Aim: Write out the data again exactly, skipping every picture.

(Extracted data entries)
--

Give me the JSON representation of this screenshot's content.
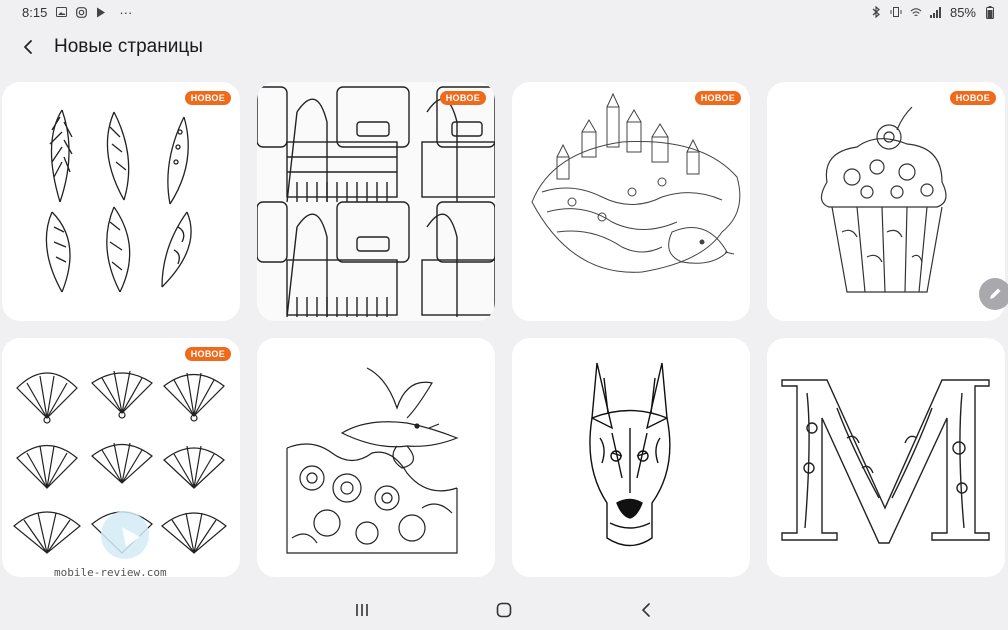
{
  "status": {
    "time": "8:15",
    "more": "···",
    "battery": "85%",
    "left_icons": [
      "gallery-icon",
      "instagram-icon",
      "play-store-icon"
    ],
    "right_icons": [
      "bluetooth-icon",
      "vibrate-icon",
      "wifi-icon",
      "signal-icon",
      "battery-icon"
    ]
  },
  "header": {
    "back_icon": "back-arrow-icon",
    "title": "Новые страницы"
  },
  "cards": [
    {
      "name": "feathers",
      "badge": "НОВОЕ"
    },
    {
      "name": "bags",
      "badge": "НОВОЕ"
    },
    {
      "name": "hedgehog-town",
      "badge": "НОВОЕ"
    },
    {
      "name": "cupcake",
      "badge": "НОВОЕ"
    },
    {
      "name": "fans",
      "badge": "НОВОЕ"
    },
    {
      "name": "bird",
      "badge": ""
    },
    {
      "name": "doberman",
      "badge": ""
    },
    {
      "name": "letter-m",
      "badge": ""
    }
  ],
  "watermark": "mobile-review.com",
  "nav": {
    "recents_icon": "recents-icon",
    "home_icon": "home-icon",
    "back_icon": "nav-back-icon"
  },
  "colors": {
    "badge": "#ef6a1a",
    "background": "#f0f0f2",
    "card": "#ffffff"
  }
}
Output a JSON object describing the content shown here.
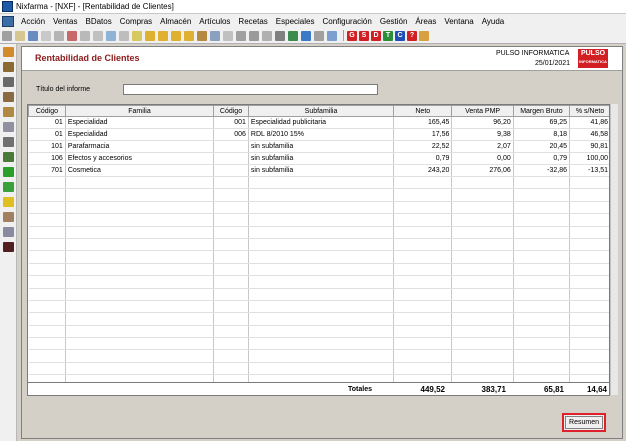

--

Exercise result:
Give me the JSON representation of this screenshot's content.
{
  "status": {
    "time": "8:15",
    "more": "···",
    "battery": "85%",
    "left_icons": [
      "gallery-icon",
      "instagram-icon",
      "play-store-icon"
    ],
    "right_icons": [
      "bluetooth-icon",
      "vibrate-icon",
      "wifi-icon",
      "signal-icon",
      "battery-icon"
    ]
  },
  "header": {
    "back_icon": "back-arrow-icon",
    "title": "Новые страницы"
  },
  "cards": [
    {
      "name": "feathers",
      "badge": "НОВОЕ"
    },
    {
      "name": "bags",
      "badge": "НОВОЕ"
    },
    {
      "name": "hedgehog-town",
      "badge": "НОВОЕ"
    },
    {
      "name": "cupcake",
      "badge": "НОВОЕ"
    },
    {
      "name": "fans",
      "badge": "НОВОЕ"
    },
    {
      "name": "bird",
      "badge": ""
    },
    {
      "name": "doberman",
      "badge": ""
    },
    {
      "name": "letter-m",
      "badge": ""
    }
  ],
  "watermark": "mobile-review.com",
  "nav": {
    "recents_icon": "recents-icon",
    "home_icon": "home-icon",
    "back_icon": "nav-back-icon"
  },
  "colors": {
    "badge": "#ef6a1a",
    "background": "#f0f0f2",
    "card": "#ffffff"
  }
}
Output a JSON object describing the content shown here.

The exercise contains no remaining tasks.